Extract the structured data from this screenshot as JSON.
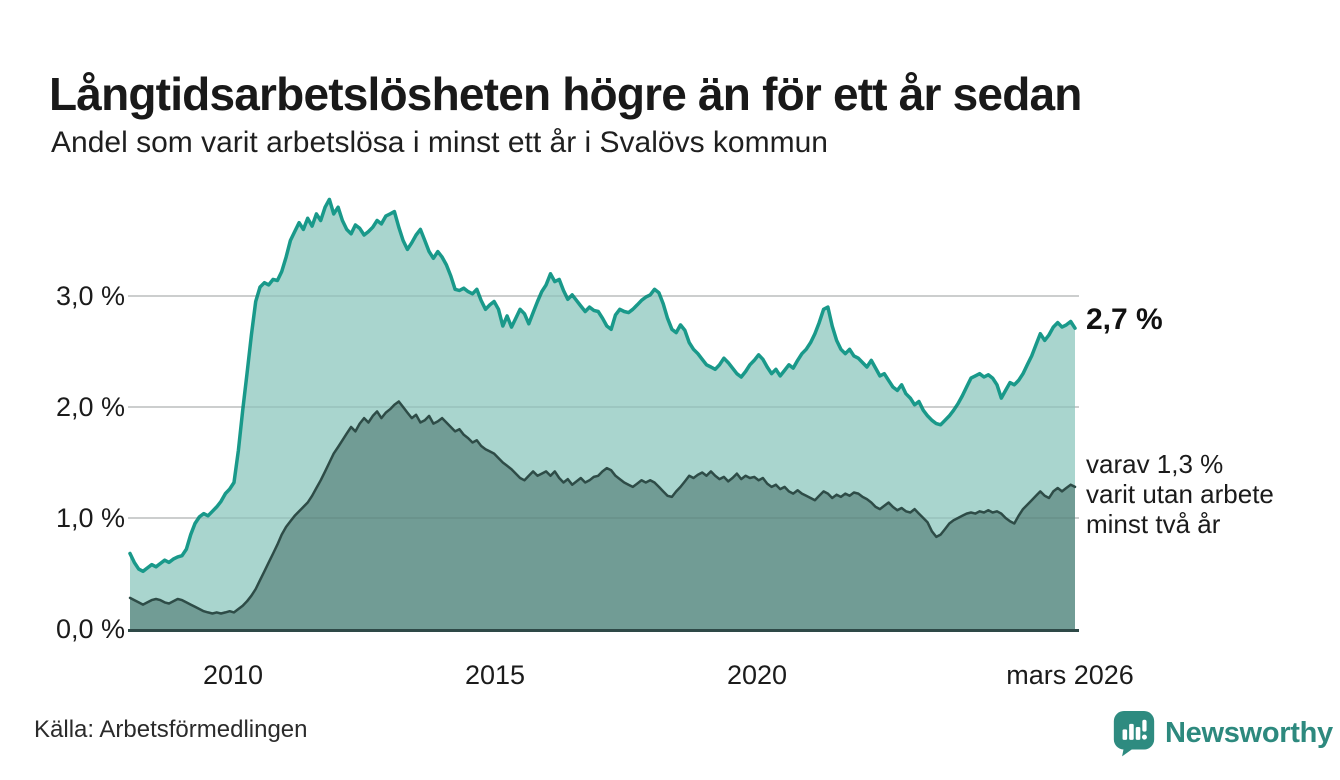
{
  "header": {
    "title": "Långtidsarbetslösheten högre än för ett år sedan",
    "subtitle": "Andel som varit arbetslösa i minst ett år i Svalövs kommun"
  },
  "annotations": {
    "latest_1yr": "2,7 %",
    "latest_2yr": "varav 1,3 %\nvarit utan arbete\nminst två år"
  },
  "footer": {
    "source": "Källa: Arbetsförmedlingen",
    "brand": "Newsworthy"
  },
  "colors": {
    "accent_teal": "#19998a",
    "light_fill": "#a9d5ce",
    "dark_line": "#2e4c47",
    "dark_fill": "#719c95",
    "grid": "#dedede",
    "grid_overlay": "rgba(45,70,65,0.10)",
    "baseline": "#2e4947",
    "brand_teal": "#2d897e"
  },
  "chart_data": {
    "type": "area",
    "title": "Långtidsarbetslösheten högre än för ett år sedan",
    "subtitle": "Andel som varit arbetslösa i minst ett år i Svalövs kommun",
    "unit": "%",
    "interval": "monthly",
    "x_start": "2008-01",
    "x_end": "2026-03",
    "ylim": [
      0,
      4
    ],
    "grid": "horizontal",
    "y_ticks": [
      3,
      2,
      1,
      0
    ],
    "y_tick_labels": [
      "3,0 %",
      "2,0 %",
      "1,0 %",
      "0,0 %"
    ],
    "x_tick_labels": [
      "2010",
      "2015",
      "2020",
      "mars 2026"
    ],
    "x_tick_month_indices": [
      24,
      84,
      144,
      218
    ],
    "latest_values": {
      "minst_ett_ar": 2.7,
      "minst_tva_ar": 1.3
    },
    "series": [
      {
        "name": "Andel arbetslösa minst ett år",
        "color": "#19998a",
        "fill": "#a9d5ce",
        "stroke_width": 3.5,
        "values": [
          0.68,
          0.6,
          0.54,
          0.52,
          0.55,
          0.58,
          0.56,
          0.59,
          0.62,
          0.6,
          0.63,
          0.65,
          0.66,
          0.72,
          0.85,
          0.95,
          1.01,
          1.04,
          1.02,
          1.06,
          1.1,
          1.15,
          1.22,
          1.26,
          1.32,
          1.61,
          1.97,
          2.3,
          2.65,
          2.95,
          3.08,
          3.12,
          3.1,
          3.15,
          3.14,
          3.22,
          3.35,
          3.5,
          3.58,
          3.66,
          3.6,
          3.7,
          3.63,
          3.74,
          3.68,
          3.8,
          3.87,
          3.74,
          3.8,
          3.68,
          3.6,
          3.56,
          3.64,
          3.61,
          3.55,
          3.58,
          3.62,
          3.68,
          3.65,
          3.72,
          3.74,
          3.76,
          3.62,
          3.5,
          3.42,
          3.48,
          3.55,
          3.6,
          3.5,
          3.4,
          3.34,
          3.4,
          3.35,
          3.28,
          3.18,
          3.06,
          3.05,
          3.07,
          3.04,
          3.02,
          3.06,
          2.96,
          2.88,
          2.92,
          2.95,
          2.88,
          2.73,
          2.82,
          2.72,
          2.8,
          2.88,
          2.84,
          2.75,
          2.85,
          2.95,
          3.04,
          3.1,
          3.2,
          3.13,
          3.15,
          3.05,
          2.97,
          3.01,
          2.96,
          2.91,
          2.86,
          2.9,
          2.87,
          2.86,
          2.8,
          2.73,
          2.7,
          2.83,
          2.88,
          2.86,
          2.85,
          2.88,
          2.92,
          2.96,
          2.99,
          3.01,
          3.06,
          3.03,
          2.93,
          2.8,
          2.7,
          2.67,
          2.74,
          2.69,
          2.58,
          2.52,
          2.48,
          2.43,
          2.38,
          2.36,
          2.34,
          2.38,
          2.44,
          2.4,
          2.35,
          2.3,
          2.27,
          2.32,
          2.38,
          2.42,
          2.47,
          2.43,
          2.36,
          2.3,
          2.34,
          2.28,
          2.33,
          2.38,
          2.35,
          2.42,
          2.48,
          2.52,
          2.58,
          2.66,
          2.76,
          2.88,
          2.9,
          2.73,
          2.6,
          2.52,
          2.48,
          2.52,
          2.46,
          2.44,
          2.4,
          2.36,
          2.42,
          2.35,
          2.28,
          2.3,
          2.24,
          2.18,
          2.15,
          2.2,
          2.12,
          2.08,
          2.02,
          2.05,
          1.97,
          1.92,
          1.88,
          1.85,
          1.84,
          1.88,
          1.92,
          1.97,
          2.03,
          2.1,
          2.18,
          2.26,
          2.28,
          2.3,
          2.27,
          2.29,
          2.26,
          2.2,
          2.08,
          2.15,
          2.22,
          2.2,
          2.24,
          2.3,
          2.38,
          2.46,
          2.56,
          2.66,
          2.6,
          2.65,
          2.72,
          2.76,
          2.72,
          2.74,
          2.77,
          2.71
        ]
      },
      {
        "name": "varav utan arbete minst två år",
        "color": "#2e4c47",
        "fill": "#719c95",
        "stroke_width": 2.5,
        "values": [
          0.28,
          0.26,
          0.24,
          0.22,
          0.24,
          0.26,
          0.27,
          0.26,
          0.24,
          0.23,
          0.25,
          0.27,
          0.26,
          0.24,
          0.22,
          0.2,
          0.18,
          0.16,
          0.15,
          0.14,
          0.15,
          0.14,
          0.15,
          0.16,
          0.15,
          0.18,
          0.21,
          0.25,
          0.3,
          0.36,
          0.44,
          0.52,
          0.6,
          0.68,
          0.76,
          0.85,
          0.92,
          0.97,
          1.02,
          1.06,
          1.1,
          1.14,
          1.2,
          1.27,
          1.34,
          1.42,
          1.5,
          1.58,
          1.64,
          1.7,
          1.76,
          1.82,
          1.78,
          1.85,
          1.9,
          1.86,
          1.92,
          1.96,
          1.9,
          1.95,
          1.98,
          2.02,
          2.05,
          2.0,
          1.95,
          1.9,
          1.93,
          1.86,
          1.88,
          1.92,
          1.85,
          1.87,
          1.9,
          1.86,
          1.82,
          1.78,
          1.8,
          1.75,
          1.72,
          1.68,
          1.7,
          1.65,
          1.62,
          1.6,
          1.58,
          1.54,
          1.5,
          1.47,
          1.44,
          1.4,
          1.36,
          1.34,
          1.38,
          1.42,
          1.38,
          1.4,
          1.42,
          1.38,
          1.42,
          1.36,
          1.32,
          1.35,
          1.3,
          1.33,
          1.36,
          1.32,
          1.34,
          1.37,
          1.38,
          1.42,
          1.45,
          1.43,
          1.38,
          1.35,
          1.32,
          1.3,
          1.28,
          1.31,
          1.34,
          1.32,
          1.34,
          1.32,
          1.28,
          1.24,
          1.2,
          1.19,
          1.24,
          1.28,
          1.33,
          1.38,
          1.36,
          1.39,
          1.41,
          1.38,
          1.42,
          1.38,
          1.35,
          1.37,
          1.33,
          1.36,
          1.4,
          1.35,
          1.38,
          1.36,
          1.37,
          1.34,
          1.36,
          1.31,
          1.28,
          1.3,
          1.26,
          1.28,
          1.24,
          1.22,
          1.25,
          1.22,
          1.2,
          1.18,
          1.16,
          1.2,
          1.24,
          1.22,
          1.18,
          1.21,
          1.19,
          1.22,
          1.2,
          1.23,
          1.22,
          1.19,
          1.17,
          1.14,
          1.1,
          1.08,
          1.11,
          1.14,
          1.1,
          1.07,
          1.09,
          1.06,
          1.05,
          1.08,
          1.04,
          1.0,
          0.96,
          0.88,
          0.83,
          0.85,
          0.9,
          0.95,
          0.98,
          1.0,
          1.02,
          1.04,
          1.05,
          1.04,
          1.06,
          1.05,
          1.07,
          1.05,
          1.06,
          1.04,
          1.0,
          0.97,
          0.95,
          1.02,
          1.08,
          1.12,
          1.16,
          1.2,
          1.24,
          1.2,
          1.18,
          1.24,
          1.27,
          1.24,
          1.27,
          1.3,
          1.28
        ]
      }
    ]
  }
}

▶ [Short problem]:
Every entry above should be duplicated exactly. Do not include the images.

▶ [The completed task]:
Extract the structured data from this screenshot as JSON.
{
  "header": {
    "title": "Långtidsarbetslösheten högre än för ett år sedan",
    "subtitle": "Andel som varit arbetslösa i minst ett år i Svalövs kommun"
  },
  "annotations": {
    "latest_1yr": "2,7 %",
    "latest_2yr": "varav 1,3 %\nvarit utan arbete\nminst två år"
  },
  "footer": {
    "source": "Källa: Arbetsförmedlingen",
    "brand": "Newsworthy"
  },
  "colors": {
    "accent_teal": "#19998a",
    "light_fill": "#a9d5ce",
    "dark_line": "#2e4c47",
    "dark_fill": "#719c95",
    "grid": "#dedede",
    "grid_overlay": "rgba(45,70,65,0.10)",
    "baseline": "#2e4947",
    "brand_teal": "#2d897e"
  },
  "chart_data": {
    "type": "area",
    "title": "Långtidsarbetslösheten högre än för ett år sedan",
    "subtitle": "Andel som varit arbetslösa i minst ett år i Svalövs kommun",
    "unit": "%",
    "interval": "monthly",
    "x_start": "2008-01",
    "x_end": "2026-03",
    "ylim": [
      0,
      4
    ],
    "grid": "horizontal",
    "y_ticks": [
      3,
      2,
      1,
      0
    ],
    "y_tick_labels": [
      "3,0 %",
      "2,0 %",
      "1,0 %",
      "0,0 %"
    ],
    "x_tick_labels": [
      "2010",
      "2015",
      "2020",
      "mars 2026"
    ],
    "x_tick_month_indices": [
      24,
      84,
      144,
      218
    ],
    "latest_values": {
      "minst_ett_ar": 2.7,
      "minst_tva_ar": 1.3
    },
    "series": [
      {
        "name": "Andel arbetslösa minst ett år",
        "color": "#19998a",
        "fill": "#a9d5ce",
        "stroke_width": 3.5,
        "values": [
          0.68,
          0.6,
          0.54,
          0.52,
          0.55,
          0.58,
          0.56,
          0.59,
          0.62,
          0.6,
          0.63,
          0.65,
          0.66,
          0.72,
          0.85,
          0.95,
          1.01,
          1.04,
          1.02,
          1.06,
          1.1,
          1.15,
          1.22,
          1.26,
          1.32,
          1.61,
          1.97,
          2.3,
          2.65,
          2.95,
          3.08,
          3.12,
          3.1,
          3.15,
          3.14,
          3.22,
          3.35,
          3.5,
          3.58,
          3.66,
          3.6,
          3.7,
          3.63,
          3.74,
          3.68,
          3.8,
          3.87,
          3.74,
          3.8,
          3.68,
          3.6,
          3.56,
          3.64,
          3.61,
          3.55,
          3.58,
          3.62,
          3.68,
          3.65,
          3.72,
          3.74,
          3.76,
          3.62,
          3.5,
          3.42,
          3.48,
          3.55,
          3.6,
          3.5,
          3.4,
          3.34,
          3.4,
          3.35,
          3.28,
          3.18,
          3.06,
          3.05,
          3.07,
          3.04,
          3.02,
          3.06,
          2.96,
          2.88,
          2.92,
          2.95,
          2.88,
          2.73,
          2.82,
          2.72,
          2.8,
          2.88,
          2.84,
          2.75,
          2.85,
          2.95,
          3.04,
          3.1,
          3.2,
          3.13,
          3.15,
          3.05,
          2.97,
          3.01,
          2.96,
          2.91,
          2.86,
          2.9,
          2.87,
          2.86,
          2.8,
          2.73,
          2.7,
          2.83,
          2.88,
          2.86,
          2.85,
          2.88,
          2.92,
          2.96,
          2.99,
          3.01,
          3.06,
          3.03,
          2.93,
          2.8,
          2.7,
          2.67,
          2.74,
          2.69,
          2.58,
          2.52,
          2.48,
          2.43,
          2.38,
          2.36,
          2.34,
          2.38,
          2.44,
          2.4,
          2.35,
          2.3,
          2.27,
          2.32,
          2.38,
          2.42,
          2.47,
          2.43,
          2.36,
          2.3,
          2.34,
          2.28,
          2.33,
          2.38,
          2.35,
          2.42,
          2.48,
          2.52,
          2.58,
          2.66,
          2.76,
          2.88,
          2.9,
          2.73,
          2.6,
          2.52,
          2.48,
          2.52,
          2.46,
          2.44,
          2.4,
          2.36,
          2.42,
          2.35,
          2.28,
          2.3,
          2.24,
          2.18,
          2.15,
          2.2,
          2.12,
          2.08,
          2.02,
          2.05,
          1.97,
          1.92,
          1.88,
          1.85,
          1.84,
          1.88,
          1.92,
          1.97,
          2.03,
          2.1,
          2.18,
          2.26,
          2.28,
          2.3,
          2.27,
          2.29,
          2.26,
          2.2,
          2.08,
          2.15,
          2.22,
          2.2,
          2.24,
          2.3,
          2.38,
          2.46,
          2.56,
          2.66,
          2.6,
          2.65,
          2.72,
          2.76,
          2.72,
          2.74,
          2.77,
          2.71
        ]
      },
      {
        "name": "varav utan arbete minst två år",
        "color": "#2e4c47",
        "fill": "#719c95",
        "stroke_width": 2.5,
        "values": [
          0.28,
          0.26,
          0.24,
          0.22,
          0.24,
          0.26,
          0.27,
          0.26,
          0.24,
          0.23,
          0.25,
          0.27,
          0.26,
          0.24,
          0.22,
          0.2,
          0.18,
          0.16,
          0.15,
          0.14,
          0.15,
          0.14,
          0.15,
          0.16,
          0.15,
          0.18,
          0.21,
          0.25,
          0.3,
          0.36,
          0.44,
          0.52,
          0.6,
          0.68,
          0.76,
          0.85,
          0.92,
          0.97,
          1.02,
          1.06,
          1.1,
          1.14,
          1.2,
          1.27,
          1.34,
          1.42,
          1.5,
          1.58,
          1.64,
          1.7,
          1.76,
          1.82,
          1.78,
          1.85,
          1.9,
          1.86,
          1.92,
          1.96,
          1.9,
          1.95,
          1.98,
          2.02,
          2.05,
          2.0,
          1.95,
          1.9,
          1.93,
          1.86,
          1.88,
          1.92,
          1.85,
          1.87,
          1.9,
          1.86,
          1.82,
          1.78,
          1.8,
          1.75,
          1.72,
          1.68,
          1.7,
          1.65,
          1.62,
          1.6,
          1.58,
          1.54,
          1.5,
          1.47,
          1.44,
          1.4,
          1.36,
          1.34,
          1.38,
          1.42,
          1.38,
          1.4,
          1.42,
          1.38,
          1.42,
          1.36,
          1.32,
          1.35,
          1.3,
          1.33,
          1.36,
          1.32,
          1.34,
          1.37,
          1.38,
          1.42,
          1.45,
          1.43,
          1.38,
          1.35,
          1.32,
          1.3,
          1.28,
          1.31,
          1.34,
          1.32,
          1.34,
          1.32,
          1.28,
          1.24,
          1.2,
          1.19,
          1.24,
          1.28,
          1.33,
          1.38,
          1.36,
          1.39,
          1.41,
          1.38,
          1.42,
          1.38,
          1.35,
          1.37,
          1.33,
          1.36,
          1.4,
          1.35,
          1.38,
          1.36,
          1.37,
          1.34,
          1.36,
          1.31,
          1.28,
          1.3,
          1.26,
          1.28,
          1.24,
          1.22,
          1.25,
          1.22,
          1.2,
          1.18,
          1.16,
          1.2,
          1.24,
          1.22,
          1.18,
          1.21,
          1.19,
          1.22,
          1.2,
          1.23,
          1.22,
          1.19,
          1.17,
          1.14,
          1.1,
          1.08,
          1.11,
          1.14,
          1.1,
          1.07,
          1.09,
          1.06,
          1.05,
          1.08,
          1.04,
          1.0,
          0.96,
          0.88,
          0.83,
          0.85,
          0.9,
          0.95,
          0.98,
          1.0,
          1.02,
          1.04,
          1.05,
          1.04,
          1.06,
          1.05,
          1.07,
          1.05,
          1.06,
          1.04,
          1.0,
          0.97,
          0.95,
          1.02,
          1.08,
          1.12,
          1.16,
          1.2,
          1.24,
          1.2,
          1.18,
          1.24,
          1.27,
          1.24,
          1.27,
          1.3,
          1.28
        ]
      }
    ]
  }
}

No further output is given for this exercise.